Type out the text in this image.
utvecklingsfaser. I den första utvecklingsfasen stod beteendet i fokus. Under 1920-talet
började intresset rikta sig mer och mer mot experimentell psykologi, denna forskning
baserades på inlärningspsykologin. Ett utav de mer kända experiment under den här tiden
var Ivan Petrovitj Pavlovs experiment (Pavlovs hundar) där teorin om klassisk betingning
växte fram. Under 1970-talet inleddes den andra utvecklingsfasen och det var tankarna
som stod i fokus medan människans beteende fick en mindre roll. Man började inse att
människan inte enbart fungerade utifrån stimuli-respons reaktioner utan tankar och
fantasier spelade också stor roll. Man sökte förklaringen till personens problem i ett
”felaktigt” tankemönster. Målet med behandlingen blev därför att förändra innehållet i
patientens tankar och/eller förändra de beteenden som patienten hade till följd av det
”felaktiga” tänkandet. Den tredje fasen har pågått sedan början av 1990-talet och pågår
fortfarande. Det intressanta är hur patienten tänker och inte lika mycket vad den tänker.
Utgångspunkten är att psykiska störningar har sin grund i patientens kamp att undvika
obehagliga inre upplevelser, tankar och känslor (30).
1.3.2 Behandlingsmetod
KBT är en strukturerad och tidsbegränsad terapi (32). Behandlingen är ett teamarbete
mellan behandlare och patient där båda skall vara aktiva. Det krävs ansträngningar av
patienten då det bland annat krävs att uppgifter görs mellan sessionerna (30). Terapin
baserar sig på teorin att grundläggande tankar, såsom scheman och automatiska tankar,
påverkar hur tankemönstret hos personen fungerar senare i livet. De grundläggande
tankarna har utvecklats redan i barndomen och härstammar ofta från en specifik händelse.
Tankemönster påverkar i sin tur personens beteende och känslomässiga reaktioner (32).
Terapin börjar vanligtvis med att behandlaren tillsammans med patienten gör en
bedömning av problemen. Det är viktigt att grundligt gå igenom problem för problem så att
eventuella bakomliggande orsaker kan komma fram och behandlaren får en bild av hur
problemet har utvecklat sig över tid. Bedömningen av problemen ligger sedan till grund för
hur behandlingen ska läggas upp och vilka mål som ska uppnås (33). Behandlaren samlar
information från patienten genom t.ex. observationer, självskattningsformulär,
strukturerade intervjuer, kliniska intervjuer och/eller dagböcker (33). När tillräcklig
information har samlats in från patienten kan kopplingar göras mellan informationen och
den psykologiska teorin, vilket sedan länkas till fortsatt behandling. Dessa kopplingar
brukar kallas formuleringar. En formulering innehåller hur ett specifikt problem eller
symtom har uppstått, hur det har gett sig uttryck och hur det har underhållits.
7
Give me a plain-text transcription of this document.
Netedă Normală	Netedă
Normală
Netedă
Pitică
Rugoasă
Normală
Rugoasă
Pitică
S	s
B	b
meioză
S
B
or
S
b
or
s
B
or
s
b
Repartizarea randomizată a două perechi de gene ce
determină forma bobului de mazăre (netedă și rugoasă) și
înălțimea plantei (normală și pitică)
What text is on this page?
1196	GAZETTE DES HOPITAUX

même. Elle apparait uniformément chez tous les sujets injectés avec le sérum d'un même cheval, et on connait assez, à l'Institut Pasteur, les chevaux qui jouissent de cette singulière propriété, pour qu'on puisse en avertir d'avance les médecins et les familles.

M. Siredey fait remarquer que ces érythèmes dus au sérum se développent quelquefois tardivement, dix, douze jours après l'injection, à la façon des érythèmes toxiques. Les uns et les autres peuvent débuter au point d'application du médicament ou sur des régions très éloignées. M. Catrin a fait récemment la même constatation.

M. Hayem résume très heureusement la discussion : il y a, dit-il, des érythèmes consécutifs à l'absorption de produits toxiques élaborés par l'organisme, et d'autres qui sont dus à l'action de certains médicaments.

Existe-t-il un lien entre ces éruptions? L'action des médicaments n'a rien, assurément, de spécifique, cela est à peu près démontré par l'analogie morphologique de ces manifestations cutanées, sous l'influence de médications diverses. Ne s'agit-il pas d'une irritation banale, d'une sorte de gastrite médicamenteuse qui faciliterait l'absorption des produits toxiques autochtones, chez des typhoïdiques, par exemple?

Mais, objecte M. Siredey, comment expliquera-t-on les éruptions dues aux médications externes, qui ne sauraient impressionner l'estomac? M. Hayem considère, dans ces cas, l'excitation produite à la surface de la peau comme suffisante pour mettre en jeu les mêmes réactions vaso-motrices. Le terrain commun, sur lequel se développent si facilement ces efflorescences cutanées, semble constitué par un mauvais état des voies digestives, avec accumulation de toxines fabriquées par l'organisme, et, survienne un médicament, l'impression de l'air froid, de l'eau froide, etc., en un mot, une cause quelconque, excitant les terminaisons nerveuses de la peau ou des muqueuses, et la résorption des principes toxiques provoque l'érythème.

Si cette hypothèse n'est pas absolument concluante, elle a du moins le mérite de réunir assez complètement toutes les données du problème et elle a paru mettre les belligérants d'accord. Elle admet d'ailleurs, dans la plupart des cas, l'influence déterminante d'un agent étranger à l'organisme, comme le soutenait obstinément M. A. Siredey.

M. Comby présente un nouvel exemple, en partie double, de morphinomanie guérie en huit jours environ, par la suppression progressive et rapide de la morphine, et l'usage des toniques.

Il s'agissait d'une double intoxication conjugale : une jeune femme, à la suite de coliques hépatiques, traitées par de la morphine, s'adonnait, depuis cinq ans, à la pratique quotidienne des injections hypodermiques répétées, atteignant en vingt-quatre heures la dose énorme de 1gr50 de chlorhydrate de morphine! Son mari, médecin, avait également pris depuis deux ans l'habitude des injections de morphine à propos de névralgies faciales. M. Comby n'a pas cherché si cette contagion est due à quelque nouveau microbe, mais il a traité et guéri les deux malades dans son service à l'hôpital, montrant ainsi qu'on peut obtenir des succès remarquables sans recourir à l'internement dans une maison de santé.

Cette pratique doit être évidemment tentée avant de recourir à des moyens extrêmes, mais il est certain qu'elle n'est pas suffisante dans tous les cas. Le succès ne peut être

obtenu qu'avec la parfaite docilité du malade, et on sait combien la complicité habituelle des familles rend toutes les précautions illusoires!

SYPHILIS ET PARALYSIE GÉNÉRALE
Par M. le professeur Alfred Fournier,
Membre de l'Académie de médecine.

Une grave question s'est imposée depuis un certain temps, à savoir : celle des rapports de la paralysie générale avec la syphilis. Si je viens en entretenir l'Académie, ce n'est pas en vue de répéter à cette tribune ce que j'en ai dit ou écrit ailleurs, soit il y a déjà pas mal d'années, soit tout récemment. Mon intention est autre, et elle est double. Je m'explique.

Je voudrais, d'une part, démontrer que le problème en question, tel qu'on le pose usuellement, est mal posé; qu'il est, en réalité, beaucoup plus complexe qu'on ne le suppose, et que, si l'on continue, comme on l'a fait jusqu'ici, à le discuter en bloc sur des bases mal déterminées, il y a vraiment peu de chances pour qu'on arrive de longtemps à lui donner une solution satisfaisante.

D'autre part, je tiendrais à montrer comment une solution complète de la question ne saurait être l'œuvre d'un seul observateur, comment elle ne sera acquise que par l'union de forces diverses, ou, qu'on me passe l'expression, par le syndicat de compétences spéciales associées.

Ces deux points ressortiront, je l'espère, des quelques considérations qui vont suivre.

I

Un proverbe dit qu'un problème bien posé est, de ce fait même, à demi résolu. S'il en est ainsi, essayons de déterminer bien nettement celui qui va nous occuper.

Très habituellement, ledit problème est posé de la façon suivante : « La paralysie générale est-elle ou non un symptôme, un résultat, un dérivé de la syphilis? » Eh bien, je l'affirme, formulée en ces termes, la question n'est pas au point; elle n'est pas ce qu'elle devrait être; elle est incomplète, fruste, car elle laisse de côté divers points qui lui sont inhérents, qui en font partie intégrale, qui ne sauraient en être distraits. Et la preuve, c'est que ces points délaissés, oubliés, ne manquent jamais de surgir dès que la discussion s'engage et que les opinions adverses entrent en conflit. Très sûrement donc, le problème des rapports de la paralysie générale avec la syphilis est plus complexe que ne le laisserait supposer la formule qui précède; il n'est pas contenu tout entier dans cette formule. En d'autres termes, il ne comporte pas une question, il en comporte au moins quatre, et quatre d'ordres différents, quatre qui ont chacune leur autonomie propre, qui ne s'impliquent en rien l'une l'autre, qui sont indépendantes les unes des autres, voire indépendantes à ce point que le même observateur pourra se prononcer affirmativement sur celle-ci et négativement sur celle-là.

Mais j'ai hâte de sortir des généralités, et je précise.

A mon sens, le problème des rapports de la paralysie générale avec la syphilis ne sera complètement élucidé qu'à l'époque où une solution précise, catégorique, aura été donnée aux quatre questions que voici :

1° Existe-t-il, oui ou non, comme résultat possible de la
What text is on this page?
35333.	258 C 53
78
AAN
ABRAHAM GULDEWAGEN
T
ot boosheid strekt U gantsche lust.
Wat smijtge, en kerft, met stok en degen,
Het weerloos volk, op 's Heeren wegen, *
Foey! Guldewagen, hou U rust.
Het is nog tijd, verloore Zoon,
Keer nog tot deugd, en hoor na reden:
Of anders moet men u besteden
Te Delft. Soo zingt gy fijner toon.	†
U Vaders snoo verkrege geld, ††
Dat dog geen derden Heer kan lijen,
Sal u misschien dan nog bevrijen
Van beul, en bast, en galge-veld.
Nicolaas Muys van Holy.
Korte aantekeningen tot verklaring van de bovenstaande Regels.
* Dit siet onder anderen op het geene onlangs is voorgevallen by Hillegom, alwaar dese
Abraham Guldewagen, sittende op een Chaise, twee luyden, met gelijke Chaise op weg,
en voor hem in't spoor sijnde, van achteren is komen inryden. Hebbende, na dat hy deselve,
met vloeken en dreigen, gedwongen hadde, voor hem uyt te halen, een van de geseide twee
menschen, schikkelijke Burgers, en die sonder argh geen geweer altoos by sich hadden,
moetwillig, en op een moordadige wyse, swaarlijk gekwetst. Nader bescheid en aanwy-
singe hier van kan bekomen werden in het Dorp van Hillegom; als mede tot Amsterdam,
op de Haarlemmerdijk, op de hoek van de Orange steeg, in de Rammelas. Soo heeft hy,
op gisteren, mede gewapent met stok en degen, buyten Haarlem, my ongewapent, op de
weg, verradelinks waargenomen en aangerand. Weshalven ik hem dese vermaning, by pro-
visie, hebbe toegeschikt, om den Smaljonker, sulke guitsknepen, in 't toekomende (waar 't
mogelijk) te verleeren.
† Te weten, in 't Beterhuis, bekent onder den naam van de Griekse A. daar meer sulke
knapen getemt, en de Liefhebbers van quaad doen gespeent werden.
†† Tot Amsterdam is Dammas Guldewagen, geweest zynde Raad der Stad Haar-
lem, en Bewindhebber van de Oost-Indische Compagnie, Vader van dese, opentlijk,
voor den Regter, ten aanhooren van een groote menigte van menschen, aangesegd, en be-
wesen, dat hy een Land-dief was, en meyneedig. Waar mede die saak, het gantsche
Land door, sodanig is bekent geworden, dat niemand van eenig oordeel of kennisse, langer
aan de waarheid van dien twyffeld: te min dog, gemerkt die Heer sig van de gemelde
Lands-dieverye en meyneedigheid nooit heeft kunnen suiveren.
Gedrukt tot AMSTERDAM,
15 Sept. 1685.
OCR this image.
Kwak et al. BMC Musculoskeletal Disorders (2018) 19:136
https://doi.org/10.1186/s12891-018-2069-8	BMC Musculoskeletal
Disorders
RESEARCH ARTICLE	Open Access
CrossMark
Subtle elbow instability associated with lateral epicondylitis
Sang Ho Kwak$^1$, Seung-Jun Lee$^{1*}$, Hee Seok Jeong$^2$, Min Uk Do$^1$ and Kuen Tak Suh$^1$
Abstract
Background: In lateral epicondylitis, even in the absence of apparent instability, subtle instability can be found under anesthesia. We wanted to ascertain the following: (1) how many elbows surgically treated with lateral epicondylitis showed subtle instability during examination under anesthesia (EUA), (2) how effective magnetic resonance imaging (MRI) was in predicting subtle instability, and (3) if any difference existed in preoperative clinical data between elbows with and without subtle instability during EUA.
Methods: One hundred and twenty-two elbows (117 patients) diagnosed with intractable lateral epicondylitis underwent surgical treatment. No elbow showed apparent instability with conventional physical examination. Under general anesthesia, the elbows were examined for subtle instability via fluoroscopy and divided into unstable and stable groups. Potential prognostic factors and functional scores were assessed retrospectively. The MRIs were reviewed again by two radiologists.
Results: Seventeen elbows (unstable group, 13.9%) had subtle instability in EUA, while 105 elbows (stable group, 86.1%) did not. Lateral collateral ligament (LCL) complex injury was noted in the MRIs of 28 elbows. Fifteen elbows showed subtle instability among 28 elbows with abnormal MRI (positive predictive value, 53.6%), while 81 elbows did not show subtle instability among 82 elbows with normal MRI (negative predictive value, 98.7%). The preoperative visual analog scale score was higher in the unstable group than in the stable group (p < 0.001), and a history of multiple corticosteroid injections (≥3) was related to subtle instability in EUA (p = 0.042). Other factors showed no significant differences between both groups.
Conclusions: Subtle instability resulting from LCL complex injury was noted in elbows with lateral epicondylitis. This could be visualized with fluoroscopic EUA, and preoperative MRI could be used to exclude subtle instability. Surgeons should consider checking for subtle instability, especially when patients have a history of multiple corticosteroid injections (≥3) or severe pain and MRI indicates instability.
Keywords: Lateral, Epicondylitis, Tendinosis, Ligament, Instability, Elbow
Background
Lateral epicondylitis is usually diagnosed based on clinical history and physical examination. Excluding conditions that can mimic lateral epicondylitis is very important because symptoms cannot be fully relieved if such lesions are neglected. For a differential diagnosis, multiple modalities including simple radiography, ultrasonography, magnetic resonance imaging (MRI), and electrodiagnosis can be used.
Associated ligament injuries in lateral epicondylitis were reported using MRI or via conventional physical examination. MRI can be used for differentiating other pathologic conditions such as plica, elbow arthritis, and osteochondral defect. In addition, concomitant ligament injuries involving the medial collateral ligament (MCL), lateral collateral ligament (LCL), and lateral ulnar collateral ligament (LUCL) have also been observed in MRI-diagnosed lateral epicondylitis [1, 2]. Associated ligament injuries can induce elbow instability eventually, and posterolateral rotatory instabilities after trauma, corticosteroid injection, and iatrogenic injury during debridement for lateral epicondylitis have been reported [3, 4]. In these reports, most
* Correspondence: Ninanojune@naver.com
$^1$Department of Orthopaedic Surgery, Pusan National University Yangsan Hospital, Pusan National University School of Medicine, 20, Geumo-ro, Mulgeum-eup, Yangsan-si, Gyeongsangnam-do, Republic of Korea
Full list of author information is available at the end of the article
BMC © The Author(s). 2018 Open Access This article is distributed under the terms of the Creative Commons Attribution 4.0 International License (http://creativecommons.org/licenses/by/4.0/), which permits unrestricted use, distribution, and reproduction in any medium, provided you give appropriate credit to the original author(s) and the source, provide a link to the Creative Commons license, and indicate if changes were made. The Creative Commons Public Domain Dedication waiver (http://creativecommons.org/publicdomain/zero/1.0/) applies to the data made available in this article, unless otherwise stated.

## WHAT YOU HAVE TO DO
Gather each line of the listing containing the word "anesthesia" and show it.

## EXERCISE ANSWER
Background: In lateral epicondylitis, even in the absence of apparent instability, subtle instability can be found under anesthesia. We wanted to ascertain the following: (1) how many elbows surgically treated with lateral epicondylitis showed subtle instability during examination under anesthesia (EUA), (2) how effective magnetic resonance imaging (MRI) was in predicting subtle instability, and (3) if any difference existed in preoperative clinical data between elbows with and without subtle instability during EUA.
Methods: One hundred and twenty-two elbows (117 patients) diagnosed with intractable lateral epicondylitis underwent surgical treatment. No elbow showed apparent instability with conventional physical examination. Under general anesthesia, the elbows were examined for subtle instability via fluoroscopy and divided into unstable and stable groups. Potential prognostic factors and functional scores were assessed retrospectively. The MRIs were reviewed again by two radiologists.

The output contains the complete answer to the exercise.